Instructions to follow:
Only a number is wanted: the count of lines in this listing that contain "which".

>>>

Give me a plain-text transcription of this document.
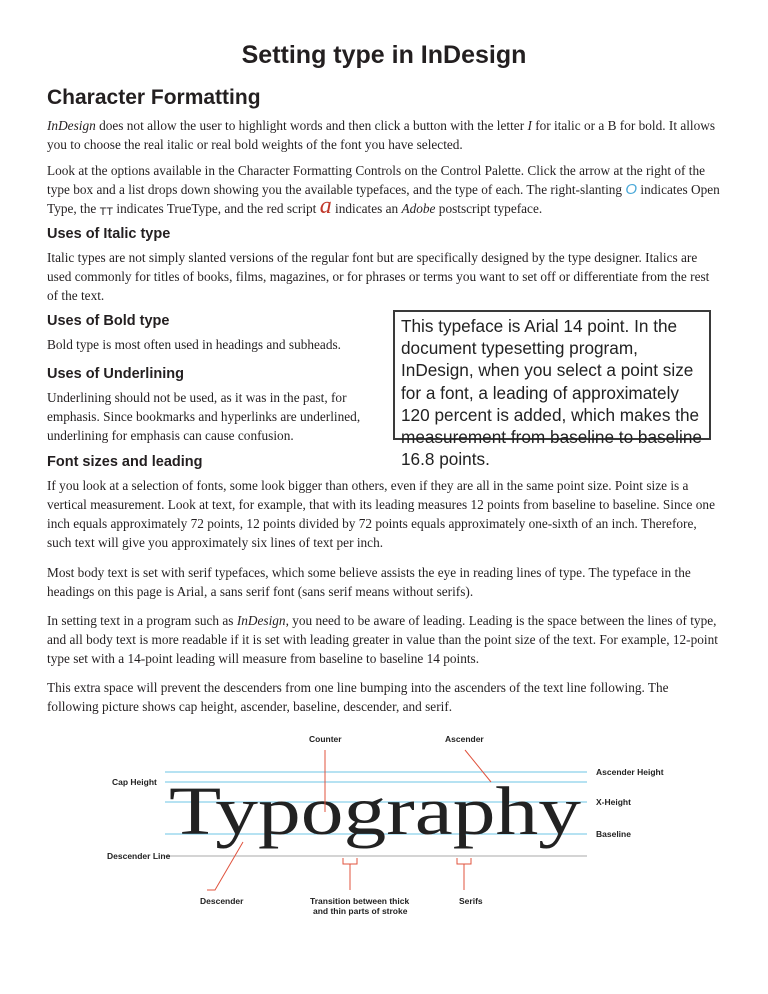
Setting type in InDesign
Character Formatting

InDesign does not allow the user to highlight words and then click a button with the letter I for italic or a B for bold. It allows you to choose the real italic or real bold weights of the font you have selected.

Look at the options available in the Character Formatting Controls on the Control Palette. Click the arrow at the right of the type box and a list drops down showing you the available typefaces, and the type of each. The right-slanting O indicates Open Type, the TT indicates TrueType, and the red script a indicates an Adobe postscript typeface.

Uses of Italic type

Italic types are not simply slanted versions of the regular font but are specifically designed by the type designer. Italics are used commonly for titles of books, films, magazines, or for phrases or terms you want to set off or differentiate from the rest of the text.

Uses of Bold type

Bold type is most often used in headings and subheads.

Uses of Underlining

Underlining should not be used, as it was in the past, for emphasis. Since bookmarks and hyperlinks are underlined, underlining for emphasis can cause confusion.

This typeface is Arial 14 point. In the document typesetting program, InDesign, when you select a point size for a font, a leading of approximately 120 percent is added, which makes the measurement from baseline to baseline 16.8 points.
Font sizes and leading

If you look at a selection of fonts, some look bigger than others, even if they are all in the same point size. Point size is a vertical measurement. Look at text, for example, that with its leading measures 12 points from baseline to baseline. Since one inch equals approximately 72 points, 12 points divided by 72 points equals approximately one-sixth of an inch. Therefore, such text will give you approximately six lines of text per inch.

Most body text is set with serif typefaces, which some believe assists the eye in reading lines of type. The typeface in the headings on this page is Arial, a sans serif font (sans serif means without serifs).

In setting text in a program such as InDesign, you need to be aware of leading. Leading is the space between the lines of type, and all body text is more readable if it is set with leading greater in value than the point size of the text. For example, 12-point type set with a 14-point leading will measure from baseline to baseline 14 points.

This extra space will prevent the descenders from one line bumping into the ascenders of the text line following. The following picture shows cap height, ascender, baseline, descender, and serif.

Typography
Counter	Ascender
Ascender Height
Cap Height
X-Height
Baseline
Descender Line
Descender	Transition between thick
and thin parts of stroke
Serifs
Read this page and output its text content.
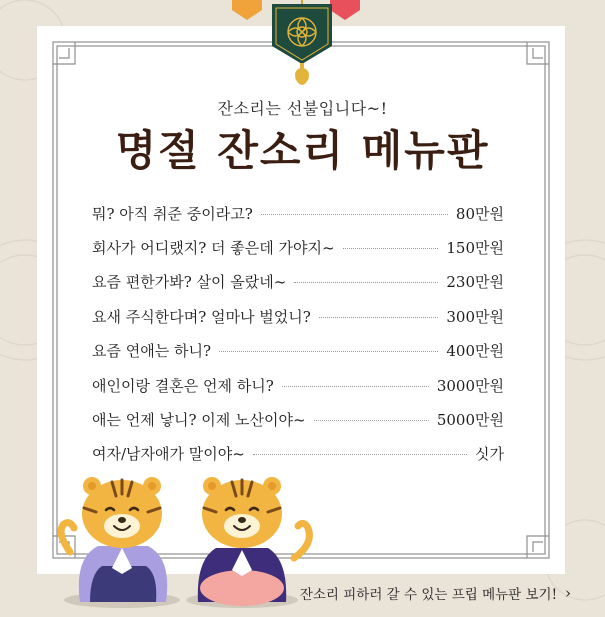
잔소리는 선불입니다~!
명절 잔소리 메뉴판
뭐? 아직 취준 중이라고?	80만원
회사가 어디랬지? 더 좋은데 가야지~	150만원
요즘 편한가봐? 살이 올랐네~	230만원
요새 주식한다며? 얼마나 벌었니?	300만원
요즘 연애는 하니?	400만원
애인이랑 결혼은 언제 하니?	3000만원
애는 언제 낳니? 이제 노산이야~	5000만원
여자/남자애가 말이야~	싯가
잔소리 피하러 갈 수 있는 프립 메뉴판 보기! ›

<<<

Final result:
2